DRG2 in macrophages is crucial for initial inflammatory response and protection against Listeria monocytogenes infection

• Published in: Clinical immunology (Orlando, Fla.) Vol. 257; p. 109819
• Main Authors: Lee, Unn Hwa, Park, Sang Jin, Ju, Seong A, Lee, Sang Chul, Kim, Byung Sam, Ahn, Byungyong, Yi, Jawoon, Park, Jihwan, Won, Young-Wook, Han, In Seob, Lee, Byung Ju, Cho, Wha Ja, Park, Jeong Woo
• Format: Journal Article
• Language: English
• Published: United States 01.12.2023
• Subjects: Animals; GTP-Binding Proteins - metabolism; Immunity, Innate; Listeria monocytogenes; Listeriosis - immunology; Macrophages - immunology; Mice; Mice, Knockout; Monocytes; Tissue-resident macrophages; NF-κB; DRG2; Inflammatory response; L. monocytogenes
• ISSN: 1521-6616; 1521-7035
• DOI: 10.1016/j.clim.2023.109819

Innate immune response is critical for the control of Listeria monocytogenes infection. Here, we identified developmentally regulated GTP-binding protein 2 (DRG2) in macrophages as a major regulator of the innate immune response against L. monocytogenes infection. Both whole-body DRG2 knockout (KO) mice and macrophage-specific DRG2 KO mice had low levels of IL-6 during early infection and increased susceptibility to L. monocytogenes infection. Following an initial impaired inflammatory response of macrophages upon i.p. L. monocytogenes infection, DRG2 mice showed delayed recruitment of neutrophils and monocytes into the peritoneal cavity, which led to elevated bacterial burden, inflammatory cytokine production at a late infection time point, and liver micro-abscesses. DRG2 deficiency decreased the transcriptional activity of NF-κB and impaired the inflammatory response of both bone marrow-derived and peritoneal macrophages upon L. monocytogenes stimulation. Our findings reveal that DRG2 in macrophages is critical for the initial inflammatory response and protection against L. monocytogenes infection.

== Activity ==
Using the abstract on DRG2 in macrophages, decide whether each statement agrees with it: (a) macrophage-specific DRG2 KO mice had high levels of IL-6 during early infection; (b) DRG2 deficiency decreased the transcriptional activity of NF-κB; (c) the article appeared in volume 257 of Clinical immunology. For each statement, answer yes or no and quote the deciding words.

== Data section ==
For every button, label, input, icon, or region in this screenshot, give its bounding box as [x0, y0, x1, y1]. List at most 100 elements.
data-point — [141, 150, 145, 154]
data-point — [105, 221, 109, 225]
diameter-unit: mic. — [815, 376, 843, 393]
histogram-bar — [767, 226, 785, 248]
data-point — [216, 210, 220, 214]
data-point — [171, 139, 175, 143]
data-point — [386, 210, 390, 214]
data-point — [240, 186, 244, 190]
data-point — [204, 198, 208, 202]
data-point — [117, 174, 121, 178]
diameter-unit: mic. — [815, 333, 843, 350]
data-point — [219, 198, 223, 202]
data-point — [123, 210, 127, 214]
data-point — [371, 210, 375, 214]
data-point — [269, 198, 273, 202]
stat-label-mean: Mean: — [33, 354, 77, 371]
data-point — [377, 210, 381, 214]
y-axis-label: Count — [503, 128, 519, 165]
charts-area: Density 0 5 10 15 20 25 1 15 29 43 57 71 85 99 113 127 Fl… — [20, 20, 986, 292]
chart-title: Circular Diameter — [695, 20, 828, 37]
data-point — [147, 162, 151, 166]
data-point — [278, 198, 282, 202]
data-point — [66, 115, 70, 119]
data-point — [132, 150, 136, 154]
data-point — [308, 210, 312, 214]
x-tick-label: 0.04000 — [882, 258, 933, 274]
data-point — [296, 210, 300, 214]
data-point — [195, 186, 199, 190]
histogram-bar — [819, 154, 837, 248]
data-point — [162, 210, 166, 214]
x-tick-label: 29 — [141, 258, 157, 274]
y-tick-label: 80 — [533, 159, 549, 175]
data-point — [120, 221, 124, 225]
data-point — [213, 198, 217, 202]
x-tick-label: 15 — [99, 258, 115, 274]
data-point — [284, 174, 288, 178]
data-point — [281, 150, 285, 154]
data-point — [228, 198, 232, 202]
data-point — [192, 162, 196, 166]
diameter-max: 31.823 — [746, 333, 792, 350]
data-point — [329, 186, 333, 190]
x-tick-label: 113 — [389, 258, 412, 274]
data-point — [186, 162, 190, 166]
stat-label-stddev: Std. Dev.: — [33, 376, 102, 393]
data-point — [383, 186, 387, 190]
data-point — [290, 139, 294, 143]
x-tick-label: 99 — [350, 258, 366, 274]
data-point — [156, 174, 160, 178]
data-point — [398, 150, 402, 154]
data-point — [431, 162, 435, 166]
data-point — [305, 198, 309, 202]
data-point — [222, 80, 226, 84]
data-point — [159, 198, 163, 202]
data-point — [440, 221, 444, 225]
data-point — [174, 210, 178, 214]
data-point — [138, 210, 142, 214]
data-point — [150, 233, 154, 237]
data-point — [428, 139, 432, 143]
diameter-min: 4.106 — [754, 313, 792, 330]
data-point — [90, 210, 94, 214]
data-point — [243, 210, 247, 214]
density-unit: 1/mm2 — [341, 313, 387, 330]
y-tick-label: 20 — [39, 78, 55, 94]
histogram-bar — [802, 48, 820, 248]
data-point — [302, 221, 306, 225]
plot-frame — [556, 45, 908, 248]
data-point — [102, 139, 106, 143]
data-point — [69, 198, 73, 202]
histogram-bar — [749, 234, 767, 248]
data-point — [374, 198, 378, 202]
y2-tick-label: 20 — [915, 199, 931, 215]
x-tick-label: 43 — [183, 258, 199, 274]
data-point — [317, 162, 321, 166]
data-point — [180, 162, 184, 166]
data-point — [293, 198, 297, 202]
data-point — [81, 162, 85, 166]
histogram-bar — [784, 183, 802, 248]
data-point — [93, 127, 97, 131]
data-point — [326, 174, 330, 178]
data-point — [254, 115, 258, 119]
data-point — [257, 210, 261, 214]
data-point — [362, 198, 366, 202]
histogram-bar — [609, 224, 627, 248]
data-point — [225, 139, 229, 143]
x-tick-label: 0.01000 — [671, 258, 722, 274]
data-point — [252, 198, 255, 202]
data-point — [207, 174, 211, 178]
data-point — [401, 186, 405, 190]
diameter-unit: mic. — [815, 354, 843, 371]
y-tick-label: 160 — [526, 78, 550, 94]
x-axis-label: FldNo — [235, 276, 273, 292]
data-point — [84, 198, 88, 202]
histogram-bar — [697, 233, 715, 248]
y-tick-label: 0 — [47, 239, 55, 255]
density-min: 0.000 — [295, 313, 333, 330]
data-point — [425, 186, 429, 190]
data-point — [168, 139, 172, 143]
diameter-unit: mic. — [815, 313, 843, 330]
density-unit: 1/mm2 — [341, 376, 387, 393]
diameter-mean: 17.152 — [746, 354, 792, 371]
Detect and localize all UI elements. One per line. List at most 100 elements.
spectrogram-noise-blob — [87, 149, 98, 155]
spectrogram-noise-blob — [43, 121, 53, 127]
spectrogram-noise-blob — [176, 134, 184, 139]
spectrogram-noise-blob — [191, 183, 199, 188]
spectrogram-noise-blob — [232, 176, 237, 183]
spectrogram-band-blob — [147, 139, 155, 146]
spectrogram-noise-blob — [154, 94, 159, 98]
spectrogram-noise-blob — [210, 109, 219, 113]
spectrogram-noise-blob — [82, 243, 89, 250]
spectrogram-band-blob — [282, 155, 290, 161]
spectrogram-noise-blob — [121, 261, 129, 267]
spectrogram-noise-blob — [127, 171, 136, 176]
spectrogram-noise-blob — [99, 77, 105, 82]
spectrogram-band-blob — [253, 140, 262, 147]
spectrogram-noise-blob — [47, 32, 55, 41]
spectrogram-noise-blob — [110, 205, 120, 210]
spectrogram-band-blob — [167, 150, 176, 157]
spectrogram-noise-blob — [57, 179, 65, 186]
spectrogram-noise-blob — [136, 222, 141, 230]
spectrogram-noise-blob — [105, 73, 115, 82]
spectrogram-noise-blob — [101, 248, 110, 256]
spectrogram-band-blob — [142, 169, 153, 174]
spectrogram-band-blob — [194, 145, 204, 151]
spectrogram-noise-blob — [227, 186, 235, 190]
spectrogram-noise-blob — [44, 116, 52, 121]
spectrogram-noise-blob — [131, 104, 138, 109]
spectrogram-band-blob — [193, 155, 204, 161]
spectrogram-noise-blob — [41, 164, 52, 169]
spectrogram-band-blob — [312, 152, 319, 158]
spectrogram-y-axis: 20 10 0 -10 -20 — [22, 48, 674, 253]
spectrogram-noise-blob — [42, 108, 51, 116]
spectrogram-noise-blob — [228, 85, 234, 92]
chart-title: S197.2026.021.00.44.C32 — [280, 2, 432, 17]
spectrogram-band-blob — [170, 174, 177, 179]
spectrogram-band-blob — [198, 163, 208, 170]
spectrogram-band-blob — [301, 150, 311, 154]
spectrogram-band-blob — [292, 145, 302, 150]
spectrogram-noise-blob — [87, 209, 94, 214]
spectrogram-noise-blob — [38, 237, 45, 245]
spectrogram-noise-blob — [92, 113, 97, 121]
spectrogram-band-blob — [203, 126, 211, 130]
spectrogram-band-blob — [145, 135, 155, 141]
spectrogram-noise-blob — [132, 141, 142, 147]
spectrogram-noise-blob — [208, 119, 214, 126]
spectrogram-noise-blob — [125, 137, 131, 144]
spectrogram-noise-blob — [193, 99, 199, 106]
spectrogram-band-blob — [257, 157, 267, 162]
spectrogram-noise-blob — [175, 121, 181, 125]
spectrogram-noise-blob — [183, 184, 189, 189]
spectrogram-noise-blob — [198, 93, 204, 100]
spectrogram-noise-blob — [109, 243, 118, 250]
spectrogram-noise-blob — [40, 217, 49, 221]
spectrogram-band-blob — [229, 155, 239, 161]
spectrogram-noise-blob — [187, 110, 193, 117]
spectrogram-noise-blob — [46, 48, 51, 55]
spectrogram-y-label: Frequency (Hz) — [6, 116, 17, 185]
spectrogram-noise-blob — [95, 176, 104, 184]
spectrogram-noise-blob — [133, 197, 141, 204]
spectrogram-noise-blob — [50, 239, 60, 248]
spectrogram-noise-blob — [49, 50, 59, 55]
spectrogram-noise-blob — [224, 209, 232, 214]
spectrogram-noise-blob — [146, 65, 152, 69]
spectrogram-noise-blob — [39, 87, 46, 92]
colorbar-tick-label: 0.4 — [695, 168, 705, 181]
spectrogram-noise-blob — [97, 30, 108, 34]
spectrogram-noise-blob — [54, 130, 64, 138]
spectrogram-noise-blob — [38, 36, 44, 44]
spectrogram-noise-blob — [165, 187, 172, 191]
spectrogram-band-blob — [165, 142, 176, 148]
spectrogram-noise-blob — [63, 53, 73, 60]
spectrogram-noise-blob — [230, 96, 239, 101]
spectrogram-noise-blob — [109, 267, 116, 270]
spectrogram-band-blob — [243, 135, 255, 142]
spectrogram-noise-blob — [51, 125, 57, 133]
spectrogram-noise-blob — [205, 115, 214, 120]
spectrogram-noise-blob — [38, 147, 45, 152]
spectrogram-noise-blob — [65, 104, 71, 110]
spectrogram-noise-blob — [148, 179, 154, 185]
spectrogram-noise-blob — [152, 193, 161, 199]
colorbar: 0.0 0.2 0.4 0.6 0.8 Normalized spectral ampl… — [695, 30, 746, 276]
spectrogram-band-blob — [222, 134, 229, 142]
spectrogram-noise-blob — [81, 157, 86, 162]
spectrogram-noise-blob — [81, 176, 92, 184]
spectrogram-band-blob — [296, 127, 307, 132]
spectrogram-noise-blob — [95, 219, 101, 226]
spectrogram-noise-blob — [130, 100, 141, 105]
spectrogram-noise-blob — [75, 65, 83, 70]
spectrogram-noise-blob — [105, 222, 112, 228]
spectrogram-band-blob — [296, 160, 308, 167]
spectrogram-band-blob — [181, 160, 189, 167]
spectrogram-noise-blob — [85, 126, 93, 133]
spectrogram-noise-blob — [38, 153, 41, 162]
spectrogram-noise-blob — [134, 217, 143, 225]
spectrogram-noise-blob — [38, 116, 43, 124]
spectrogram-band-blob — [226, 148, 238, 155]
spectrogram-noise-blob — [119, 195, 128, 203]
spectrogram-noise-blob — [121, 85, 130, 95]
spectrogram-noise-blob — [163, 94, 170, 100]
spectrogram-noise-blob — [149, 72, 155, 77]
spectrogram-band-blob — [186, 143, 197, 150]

== Result for this exercise ==
(a) No: "macrophage-specific DRG2 KO mice had low levels of IL-6 during early infection"
(b) Yes: "DRG2 deficiency decreased the transcriptional activity of NF-κB"
(c) Yes: "Clinical immunology (Orlando, Fla.) Vol. 257"